[Stored data entries]
--------------------------------------------------
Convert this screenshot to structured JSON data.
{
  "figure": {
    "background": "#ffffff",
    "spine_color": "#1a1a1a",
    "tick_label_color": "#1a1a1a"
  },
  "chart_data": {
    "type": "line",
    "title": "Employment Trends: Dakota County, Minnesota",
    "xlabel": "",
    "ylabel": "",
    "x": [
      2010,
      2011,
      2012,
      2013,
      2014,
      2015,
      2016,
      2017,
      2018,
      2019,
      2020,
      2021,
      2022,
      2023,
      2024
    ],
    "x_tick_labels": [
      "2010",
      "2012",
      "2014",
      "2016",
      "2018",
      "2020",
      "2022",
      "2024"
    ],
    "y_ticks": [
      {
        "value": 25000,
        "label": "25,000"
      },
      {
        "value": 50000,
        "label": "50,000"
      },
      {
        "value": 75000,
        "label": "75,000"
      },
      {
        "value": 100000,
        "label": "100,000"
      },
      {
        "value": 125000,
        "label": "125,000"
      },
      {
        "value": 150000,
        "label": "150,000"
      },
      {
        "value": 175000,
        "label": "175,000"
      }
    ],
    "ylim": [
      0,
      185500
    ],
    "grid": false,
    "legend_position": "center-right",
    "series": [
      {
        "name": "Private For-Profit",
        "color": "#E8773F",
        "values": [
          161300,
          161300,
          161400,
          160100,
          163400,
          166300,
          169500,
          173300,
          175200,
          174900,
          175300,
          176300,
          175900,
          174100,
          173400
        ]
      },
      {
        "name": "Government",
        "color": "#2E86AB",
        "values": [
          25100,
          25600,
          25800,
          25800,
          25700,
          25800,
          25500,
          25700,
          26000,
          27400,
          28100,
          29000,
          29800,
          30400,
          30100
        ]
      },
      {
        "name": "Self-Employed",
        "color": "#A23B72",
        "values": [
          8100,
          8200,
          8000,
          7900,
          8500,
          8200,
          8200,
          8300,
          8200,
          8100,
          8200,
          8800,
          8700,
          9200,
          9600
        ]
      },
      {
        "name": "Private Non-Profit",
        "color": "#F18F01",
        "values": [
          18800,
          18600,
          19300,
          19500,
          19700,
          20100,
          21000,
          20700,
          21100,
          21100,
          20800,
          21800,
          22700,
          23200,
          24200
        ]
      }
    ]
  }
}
--------------------------------------------------
Your task is to print all of the records exactly.

Convert this screenshot to structured JSON data.
{
  "figure": {
    "background": "#ffffff",
    "spine_color": "#1a1a1a",
    "tick_label_color": "#1a1a1a"
  },
  "chart_data": {
    "type": "line",
    "title": "Employment Trends: Dakota County, Minnesota",
    "xlabel": "",
    "ylabel": "",
    "x": [
      2010,
      2011,
      2012,
      2013,
      2014,
      2015,
      2016,
      2017,
      2018,
      2019,
      2020,
      2021,
      2022,
      2023,
      2024
    ],
    "x_tick_labels": [
      "2010",
      "2012",
      "2014",
      "2016",
      "2018",
      "2020",
      "2022",
      "2024"
    ],
    "y_ticks": [
      {
        "value": 25000,
        "label": "25,000"
      },
      {
        "value": 50000,
        "label": "50,000"
      },
      {
        "value": 75000,
        "label": "75,000"
      },
      {
        "value": 100000,
        "label": "100,000"
      },
      {
        "value": 125000,
        "label": "125,000"
      },
      {
        "value": 150000,
        "label": "150,000"
      },
      {
        "value": 175000,
        "label": "175,000"
      }
    ],
    "ylim": [
      0,
      185500
    ],
    "grid": false,
    "legend_position": "center-right",
    "series": [
      {
        "name": "Private For-Profit",
        "color": "#E8773F",
        "values": [
          161300,
          161300,
          161400,
          160100,
          163400,
          166300,
          169500,
          173300,
          175200,
          174900,
          175300,
          176300,
          175900,
          174100,
          173400
        ]
      },
      {
        "name": "Government",
        "color": "#2E86AB",
        "values": [
          25100,
          25600,
          25800,
          25800,
          25700,
          25800,
          25500,
          25700,
          26000,
          27400,
          28100,
          29000,
          29800,
          30400,
          30100
        ]
      },
      {
        "name": "Self-Employed",
        "color": "#A23B72",
        "values": [
          8100,
          8200,
          8000,
          7900,
          8500,
          8200,
          8200,
          8300,
          8200,
          8100,
          8200,
          8800,
          8700,
          9200,
          9600
        ]
      },
      {
        "name": "Private Non-Profit",
        "color": "#F18F01",
        "values": [
          18800,
          18600,
          19300,
          19500,
          19700,
          20100,
          21000,
          20700,
          21100,
          21100,
          20800,
          21800,
          22700,
          23200,
          24200
        ]
      }
    ]
  }
}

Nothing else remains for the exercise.